- PROBLEM
Give only the number of lines below that contain the word "square".

[Data tied to figure images]
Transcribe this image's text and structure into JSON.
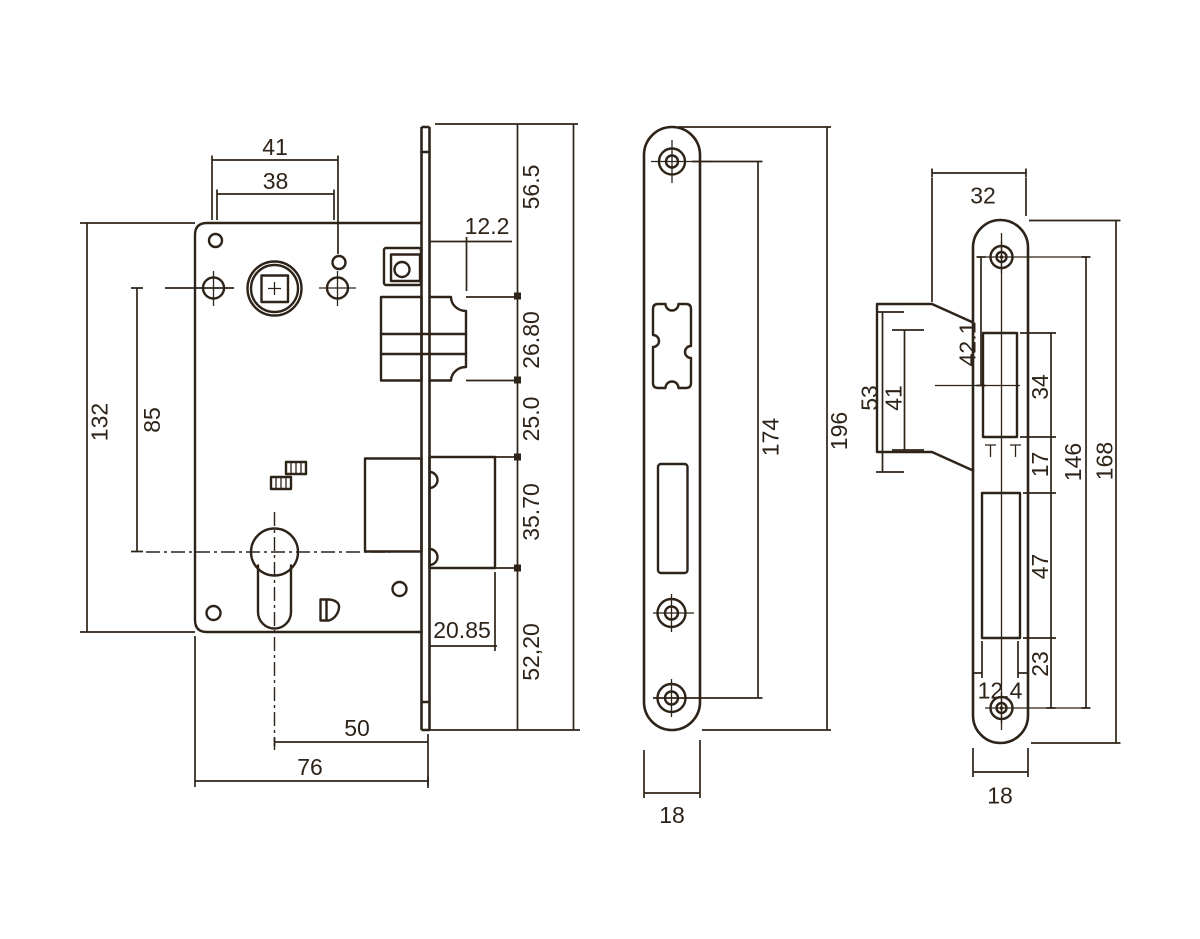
{
  "colors": {
    "line": "#2e2318",
    "background": "#ffffff"
  },
  "views": {
    "lock_case": {
      "dims": {
        "screw_spacing": "41",
        "hub_spacing": "38",
        "latch_projection": "12.2",
        "top_to_latch": "56.5",
        "latch_height": "26.80",
        "latch_to_deadbolt": "25.0",
        "deadbolt_height": "35.70",
        "deadbolt_to_bottom": "52,20",
        "deadbolt_projection": "20.85",
        "case_height": "132",
        "screw_to_cylinder": "85",
        "backset": "50",
        "case_depth": "76"
      }
    },
    "faceplate": {
      "dims": {
        "screw_spacing": "174",
        "length": "196",
        "width": "18"
      }
    },
    "strike_plate": {
      "dims": {
        "top_width": "32",
        "screw_to_latch_center": "42.1",
        "box_outer_height": "53",
        "box_inner_height": "41",
        "latch_cutout_height": "34",
        "cutout_gap": "17",
        "screw_spacing": "146",
        "length": "168",
        "deadbolt_cutout_height": "47",
        "cutout_to_screw": "23",
        "cutout_width": "12.4",
        "width": "18"
      }
    }
  }
}
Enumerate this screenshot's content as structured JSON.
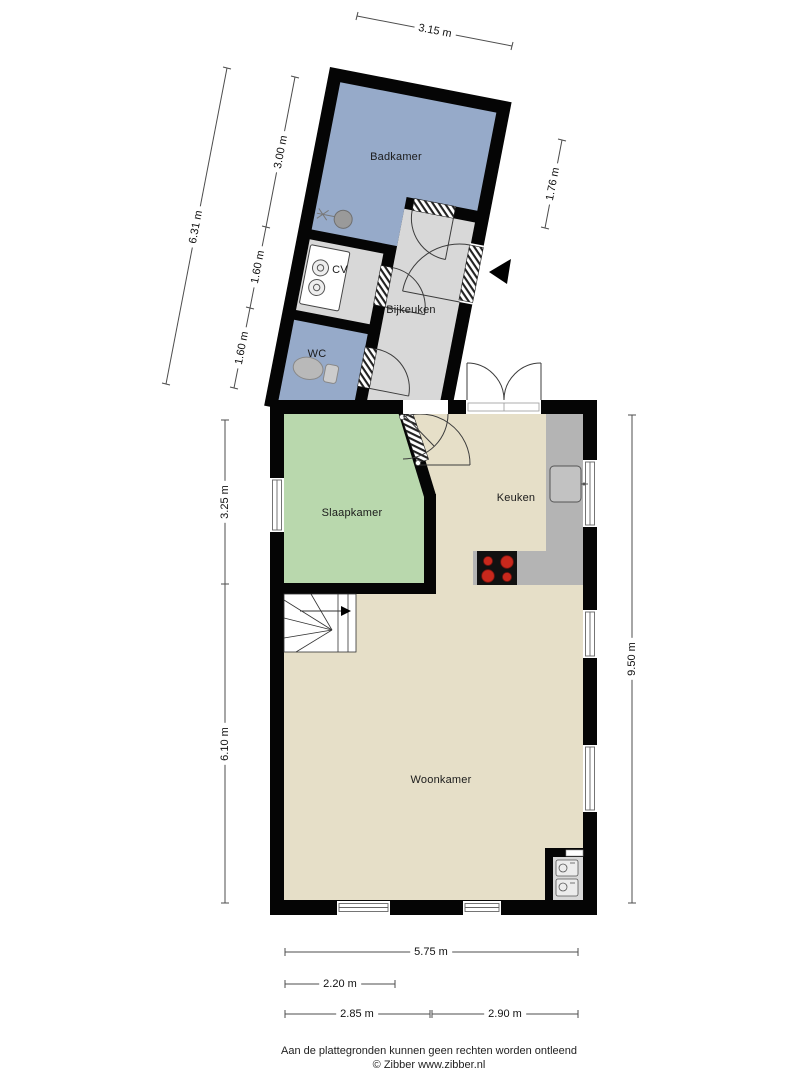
{
  "rooms": {
    "badkamer": "Badkamer",
    "cv": "CV",
    "wc": "WC",
    "bijkeuken": "Bijkeuken",
    "slaapkamer": "Slaapkamer",
    "keuken": "Keuken",
    "woonkamer": "Woonkamer"
  },
  "dimensions": {
    "d315": "3.15 m",
    "d300": "3.00 m",
    "d631": "6.31 m",
    "d160a": "1.60 m",
    "d160b": "1.60 m",
    "d176": "1.76 m",
    "d325": "3.25 m",
    "d610": "6.10 m",
    "d950": "9.50 m",
    "d575": "5.75 m",
    "d220": "2.20 m",
    "d285": "2.85 m",
    "d290": "2.90 m"
  },
  "footer": {
    "disclaimer": "Aan de plattegronden kunnen geen rechten worden ontleend",
    "copyright": "© Zibber www.zibber.nl"
  },
  "colors": {
    "wall": "#050505",
    "wet_room_blue": "#96aac9",
    "bedroom_green": "#b9d8ad",
    "living_tan": "#e6dfc8",
    "utility_gray": "#d8d8d8",
    "counter_gray": "#b4b4b4",
    "burner_red": "#c8281c",
    "swing_line": "#3c3c3c"
  },
  "icons": {
    "entrance-arrow-icon": "◀ solid triangle pointing at entry door",
    "toilet-icon": "ellipse bowl with tank",
    "boiler-icon": "rounded rect with two dials",
    "bath-sink-icon": "circle basin with faucet",
    "stove-icon": "black hob with four red burners",
    "kitchen-sink-icon": "rounded square basin on counter",
    "stairs-icon": "winder staircase with direction arrow",
    "washer-icon": "small appliance square",
    "dryer-icon": "small appliance square"
  }
}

- CORRECT OUTPUT
3